-------- Entries provided --------
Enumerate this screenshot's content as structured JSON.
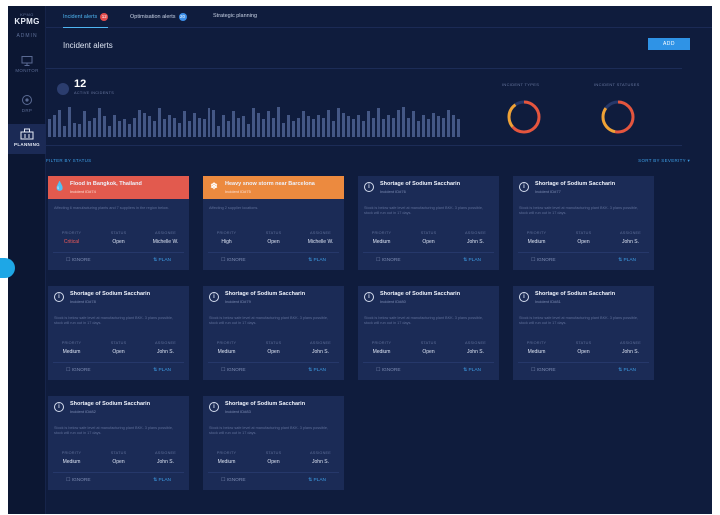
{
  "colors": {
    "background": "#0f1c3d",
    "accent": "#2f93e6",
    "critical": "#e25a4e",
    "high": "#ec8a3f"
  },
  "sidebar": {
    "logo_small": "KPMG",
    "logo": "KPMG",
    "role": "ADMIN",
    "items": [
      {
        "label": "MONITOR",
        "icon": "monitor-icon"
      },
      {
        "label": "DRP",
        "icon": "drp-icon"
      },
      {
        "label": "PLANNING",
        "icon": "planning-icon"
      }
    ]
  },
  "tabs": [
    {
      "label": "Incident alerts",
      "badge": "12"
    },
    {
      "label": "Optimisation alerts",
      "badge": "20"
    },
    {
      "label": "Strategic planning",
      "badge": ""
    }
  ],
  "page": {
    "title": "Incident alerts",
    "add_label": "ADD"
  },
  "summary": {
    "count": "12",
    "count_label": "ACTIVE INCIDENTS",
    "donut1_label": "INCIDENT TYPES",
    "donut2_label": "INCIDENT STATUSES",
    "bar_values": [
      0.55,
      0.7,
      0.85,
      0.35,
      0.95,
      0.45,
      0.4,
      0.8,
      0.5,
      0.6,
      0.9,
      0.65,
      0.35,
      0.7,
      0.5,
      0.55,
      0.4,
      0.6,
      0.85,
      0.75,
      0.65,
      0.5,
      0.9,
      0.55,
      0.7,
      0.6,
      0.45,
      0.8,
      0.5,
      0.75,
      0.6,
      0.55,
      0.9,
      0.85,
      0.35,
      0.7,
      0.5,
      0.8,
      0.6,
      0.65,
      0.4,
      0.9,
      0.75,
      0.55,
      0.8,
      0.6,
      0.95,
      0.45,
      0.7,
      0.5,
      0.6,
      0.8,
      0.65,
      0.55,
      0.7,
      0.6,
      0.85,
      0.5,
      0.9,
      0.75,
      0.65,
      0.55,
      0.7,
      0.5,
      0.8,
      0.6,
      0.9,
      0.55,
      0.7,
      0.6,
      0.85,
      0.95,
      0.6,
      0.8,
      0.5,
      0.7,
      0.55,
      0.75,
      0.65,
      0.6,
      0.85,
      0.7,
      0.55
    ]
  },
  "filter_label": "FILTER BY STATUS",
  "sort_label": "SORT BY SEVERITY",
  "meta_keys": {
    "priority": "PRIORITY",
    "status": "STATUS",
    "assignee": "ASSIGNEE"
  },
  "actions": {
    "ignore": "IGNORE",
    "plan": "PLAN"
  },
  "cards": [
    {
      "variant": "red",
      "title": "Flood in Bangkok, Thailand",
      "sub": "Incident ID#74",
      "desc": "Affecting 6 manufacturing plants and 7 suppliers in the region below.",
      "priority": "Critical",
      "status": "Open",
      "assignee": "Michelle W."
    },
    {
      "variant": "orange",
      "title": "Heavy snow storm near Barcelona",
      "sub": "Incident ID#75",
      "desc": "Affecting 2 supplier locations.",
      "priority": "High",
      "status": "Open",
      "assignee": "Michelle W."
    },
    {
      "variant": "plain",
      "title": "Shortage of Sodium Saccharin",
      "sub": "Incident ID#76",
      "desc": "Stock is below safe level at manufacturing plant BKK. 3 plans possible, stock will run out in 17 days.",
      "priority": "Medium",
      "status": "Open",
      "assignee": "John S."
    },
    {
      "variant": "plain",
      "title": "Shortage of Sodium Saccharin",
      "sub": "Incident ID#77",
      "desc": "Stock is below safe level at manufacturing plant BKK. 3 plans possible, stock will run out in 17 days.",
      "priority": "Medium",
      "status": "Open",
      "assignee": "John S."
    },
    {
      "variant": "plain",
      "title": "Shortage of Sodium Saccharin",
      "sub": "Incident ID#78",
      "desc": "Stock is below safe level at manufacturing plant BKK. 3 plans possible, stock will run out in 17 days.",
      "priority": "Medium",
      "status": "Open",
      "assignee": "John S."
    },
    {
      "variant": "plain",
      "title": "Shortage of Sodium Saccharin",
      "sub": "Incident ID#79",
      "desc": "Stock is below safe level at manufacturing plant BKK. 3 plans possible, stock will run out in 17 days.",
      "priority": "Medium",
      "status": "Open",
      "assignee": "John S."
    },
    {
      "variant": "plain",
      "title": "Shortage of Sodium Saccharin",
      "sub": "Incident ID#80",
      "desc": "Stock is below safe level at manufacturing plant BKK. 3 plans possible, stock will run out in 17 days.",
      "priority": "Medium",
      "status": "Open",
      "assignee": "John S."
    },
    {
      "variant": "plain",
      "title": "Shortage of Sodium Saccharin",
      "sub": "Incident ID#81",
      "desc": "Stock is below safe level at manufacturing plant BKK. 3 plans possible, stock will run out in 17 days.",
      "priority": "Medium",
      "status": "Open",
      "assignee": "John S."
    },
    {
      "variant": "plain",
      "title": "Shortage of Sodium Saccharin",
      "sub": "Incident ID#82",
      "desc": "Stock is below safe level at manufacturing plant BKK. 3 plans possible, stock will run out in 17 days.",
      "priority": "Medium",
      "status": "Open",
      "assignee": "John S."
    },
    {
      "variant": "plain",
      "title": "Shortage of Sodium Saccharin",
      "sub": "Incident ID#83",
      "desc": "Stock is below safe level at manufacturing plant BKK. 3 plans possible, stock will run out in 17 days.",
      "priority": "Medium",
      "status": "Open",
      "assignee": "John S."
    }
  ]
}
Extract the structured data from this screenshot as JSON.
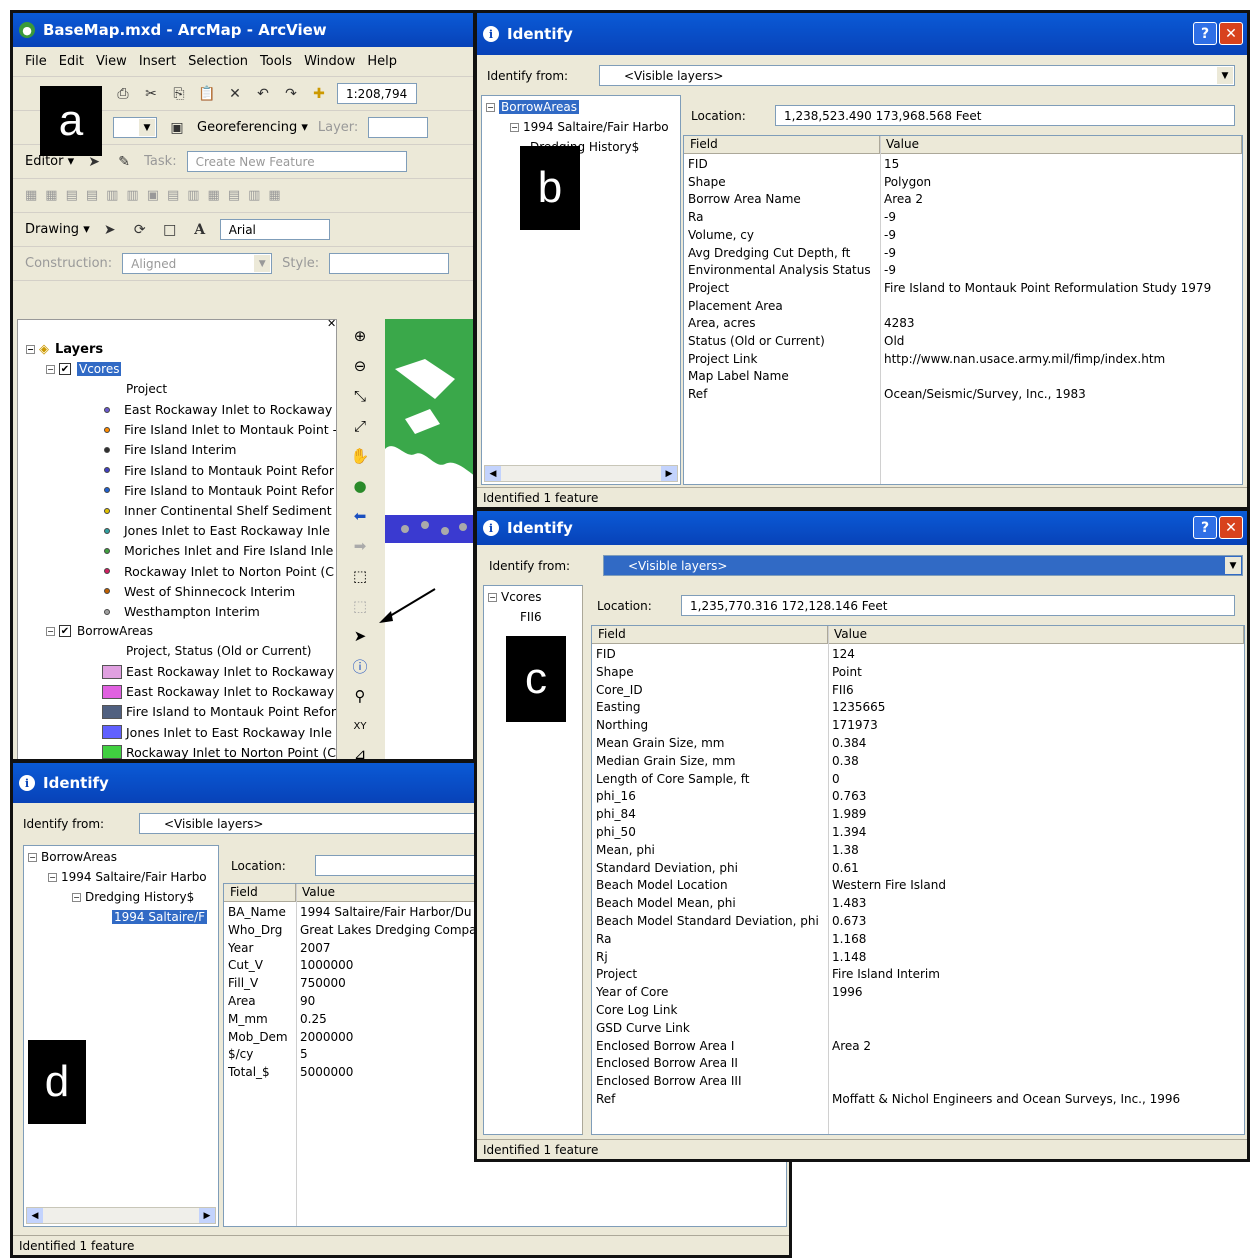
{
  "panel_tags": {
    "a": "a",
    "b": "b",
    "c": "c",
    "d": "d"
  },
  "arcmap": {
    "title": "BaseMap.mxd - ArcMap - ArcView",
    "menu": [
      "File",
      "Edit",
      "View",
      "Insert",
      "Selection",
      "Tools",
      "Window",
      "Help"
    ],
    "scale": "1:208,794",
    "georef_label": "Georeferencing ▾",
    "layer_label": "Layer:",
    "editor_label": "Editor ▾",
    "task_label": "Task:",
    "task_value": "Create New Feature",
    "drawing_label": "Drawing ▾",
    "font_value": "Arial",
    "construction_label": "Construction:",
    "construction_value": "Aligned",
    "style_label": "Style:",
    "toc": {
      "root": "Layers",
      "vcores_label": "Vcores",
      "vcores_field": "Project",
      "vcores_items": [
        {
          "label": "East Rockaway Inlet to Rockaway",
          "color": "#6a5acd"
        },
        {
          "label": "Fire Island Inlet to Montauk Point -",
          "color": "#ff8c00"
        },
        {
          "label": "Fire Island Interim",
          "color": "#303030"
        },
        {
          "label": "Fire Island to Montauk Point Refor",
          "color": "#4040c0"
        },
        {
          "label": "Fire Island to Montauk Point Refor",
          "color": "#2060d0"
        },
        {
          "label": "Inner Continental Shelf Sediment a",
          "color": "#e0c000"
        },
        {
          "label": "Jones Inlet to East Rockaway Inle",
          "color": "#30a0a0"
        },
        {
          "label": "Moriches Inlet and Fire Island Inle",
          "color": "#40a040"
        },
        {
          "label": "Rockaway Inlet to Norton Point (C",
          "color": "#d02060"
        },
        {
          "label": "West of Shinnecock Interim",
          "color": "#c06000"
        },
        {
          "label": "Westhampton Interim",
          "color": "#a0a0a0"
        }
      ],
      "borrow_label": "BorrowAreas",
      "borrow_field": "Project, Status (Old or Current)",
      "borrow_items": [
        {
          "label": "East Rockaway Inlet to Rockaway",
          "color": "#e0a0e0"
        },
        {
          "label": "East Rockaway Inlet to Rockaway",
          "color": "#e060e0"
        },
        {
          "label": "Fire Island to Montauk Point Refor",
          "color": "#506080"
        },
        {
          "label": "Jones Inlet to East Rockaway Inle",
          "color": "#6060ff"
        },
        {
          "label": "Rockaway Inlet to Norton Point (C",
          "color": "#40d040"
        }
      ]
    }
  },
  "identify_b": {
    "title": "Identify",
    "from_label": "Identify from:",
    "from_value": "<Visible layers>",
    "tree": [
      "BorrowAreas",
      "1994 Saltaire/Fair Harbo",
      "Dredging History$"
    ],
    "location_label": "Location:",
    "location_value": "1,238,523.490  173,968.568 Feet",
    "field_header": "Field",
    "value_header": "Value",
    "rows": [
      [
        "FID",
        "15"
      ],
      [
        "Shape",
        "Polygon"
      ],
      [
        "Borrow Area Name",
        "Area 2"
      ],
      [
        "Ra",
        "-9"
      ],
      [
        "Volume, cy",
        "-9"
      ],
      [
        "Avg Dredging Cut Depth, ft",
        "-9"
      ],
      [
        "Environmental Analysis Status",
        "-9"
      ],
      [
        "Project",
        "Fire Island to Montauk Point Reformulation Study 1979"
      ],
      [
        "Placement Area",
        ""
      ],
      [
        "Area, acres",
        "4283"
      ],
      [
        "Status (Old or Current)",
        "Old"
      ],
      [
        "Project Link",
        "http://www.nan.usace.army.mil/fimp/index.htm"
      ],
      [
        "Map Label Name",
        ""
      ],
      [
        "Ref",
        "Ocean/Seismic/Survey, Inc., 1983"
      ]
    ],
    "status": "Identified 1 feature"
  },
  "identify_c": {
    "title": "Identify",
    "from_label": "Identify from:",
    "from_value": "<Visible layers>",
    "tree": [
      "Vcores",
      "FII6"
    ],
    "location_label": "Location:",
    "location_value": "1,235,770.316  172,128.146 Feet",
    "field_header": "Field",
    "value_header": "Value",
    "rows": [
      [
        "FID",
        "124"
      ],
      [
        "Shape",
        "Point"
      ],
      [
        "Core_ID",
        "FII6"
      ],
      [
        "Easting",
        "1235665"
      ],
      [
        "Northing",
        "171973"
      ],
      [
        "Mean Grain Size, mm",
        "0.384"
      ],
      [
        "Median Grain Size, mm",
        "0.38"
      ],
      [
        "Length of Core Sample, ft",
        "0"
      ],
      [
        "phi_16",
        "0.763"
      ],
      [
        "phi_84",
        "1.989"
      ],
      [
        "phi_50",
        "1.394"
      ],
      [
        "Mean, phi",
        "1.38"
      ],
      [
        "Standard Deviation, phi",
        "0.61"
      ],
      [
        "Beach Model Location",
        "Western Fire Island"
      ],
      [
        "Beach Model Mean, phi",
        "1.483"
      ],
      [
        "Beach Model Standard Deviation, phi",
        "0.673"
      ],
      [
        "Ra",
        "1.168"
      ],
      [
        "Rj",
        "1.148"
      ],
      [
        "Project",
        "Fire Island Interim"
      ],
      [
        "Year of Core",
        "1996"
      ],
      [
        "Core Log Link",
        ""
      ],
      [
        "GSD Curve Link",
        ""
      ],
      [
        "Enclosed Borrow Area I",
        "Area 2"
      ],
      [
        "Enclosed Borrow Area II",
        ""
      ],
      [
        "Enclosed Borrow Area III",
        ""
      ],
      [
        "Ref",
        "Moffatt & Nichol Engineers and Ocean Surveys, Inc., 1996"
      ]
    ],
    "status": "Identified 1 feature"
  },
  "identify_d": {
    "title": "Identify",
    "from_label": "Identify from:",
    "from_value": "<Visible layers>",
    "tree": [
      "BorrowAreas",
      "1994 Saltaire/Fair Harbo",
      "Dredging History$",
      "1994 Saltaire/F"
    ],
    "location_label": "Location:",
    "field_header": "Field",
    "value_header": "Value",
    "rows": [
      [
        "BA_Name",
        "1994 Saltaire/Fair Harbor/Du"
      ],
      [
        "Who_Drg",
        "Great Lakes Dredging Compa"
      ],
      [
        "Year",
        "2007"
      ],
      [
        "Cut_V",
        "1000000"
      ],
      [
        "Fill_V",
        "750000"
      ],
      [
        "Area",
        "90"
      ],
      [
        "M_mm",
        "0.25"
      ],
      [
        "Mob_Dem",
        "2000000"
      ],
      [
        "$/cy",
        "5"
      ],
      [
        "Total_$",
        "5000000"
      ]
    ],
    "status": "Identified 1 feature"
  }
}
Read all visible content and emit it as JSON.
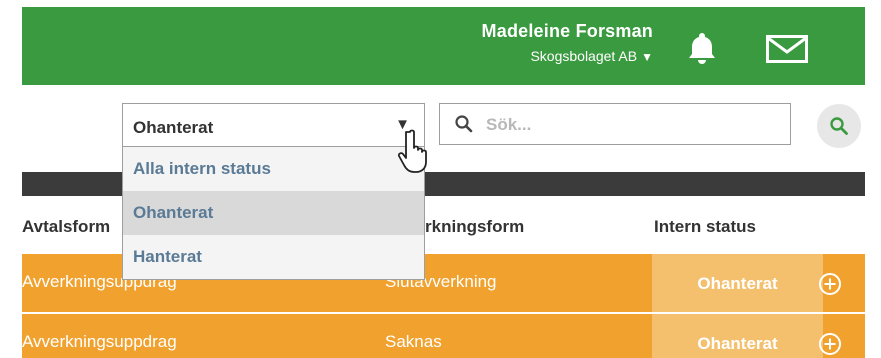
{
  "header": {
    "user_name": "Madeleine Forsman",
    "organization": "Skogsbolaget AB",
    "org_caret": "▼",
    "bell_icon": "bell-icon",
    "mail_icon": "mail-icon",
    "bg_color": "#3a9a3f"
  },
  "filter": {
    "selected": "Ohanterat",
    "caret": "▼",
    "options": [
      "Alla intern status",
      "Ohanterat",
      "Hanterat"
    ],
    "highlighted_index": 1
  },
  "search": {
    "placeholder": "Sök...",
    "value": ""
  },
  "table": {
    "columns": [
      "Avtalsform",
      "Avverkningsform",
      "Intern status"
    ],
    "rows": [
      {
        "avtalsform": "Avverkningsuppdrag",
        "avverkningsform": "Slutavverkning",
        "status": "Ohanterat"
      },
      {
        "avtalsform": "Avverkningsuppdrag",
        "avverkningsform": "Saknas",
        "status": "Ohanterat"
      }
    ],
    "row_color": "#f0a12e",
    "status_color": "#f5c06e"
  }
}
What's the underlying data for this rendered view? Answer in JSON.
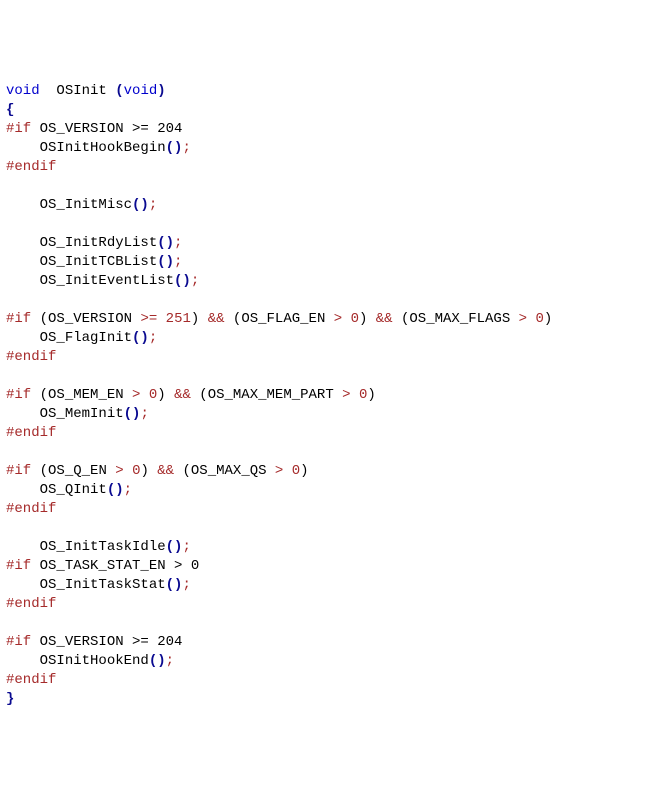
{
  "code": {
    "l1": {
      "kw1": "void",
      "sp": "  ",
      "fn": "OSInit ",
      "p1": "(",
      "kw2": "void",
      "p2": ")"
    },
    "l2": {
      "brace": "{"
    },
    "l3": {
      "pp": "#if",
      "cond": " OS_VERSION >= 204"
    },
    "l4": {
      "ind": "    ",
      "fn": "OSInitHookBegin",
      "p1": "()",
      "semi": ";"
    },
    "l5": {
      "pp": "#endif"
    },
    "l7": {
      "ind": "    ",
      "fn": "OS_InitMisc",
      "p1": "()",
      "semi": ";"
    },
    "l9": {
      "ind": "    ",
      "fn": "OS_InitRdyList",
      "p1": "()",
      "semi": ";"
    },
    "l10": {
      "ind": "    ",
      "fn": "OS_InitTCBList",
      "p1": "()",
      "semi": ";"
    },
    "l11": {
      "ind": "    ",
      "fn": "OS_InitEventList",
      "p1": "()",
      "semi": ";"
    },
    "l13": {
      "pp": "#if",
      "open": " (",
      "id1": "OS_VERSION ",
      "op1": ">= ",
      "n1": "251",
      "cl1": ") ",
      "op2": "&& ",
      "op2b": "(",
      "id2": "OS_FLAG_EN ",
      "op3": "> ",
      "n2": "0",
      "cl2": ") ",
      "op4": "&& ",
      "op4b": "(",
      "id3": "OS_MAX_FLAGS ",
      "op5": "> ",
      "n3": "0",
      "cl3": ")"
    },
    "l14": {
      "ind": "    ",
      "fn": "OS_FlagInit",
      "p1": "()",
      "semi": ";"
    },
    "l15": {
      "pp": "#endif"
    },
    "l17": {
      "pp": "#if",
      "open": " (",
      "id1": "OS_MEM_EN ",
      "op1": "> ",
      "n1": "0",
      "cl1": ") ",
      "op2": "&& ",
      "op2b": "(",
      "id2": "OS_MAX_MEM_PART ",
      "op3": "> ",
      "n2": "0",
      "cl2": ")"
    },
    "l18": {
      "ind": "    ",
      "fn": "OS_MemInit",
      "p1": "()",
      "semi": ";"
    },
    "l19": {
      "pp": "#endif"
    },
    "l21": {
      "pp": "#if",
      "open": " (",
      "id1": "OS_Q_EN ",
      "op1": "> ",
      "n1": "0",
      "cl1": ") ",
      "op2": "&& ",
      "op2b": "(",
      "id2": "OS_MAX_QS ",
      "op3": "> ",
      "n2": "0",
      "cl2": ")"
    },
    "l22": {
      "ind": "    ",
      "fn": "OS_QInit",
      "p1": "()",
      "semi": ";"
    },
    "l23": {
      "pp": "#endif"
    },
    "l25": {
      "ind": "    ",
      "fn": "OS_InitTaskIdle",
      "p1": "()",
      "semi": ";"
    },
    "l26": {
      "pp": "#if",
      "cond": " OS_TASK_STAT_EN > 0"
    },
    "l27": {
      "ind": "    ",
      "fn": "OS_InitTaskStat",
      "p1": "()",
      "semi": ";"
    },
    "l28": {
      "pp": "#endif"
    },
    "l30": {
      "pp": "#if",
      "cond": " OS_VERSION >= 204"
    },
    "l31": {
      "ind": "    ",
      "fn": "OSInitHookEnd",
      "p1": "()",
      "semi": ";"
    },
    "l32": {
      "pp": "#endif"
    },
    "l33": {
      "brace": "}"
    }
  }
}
--------
*Task*
Gather each line in these records that contains the string "Interim".

*Exercise result*
          "label": "Fire Island Interim",
          "label": "West of Shinnecock Interim",
          "label": "Westhampton Interim",
        "Fire Island Interim"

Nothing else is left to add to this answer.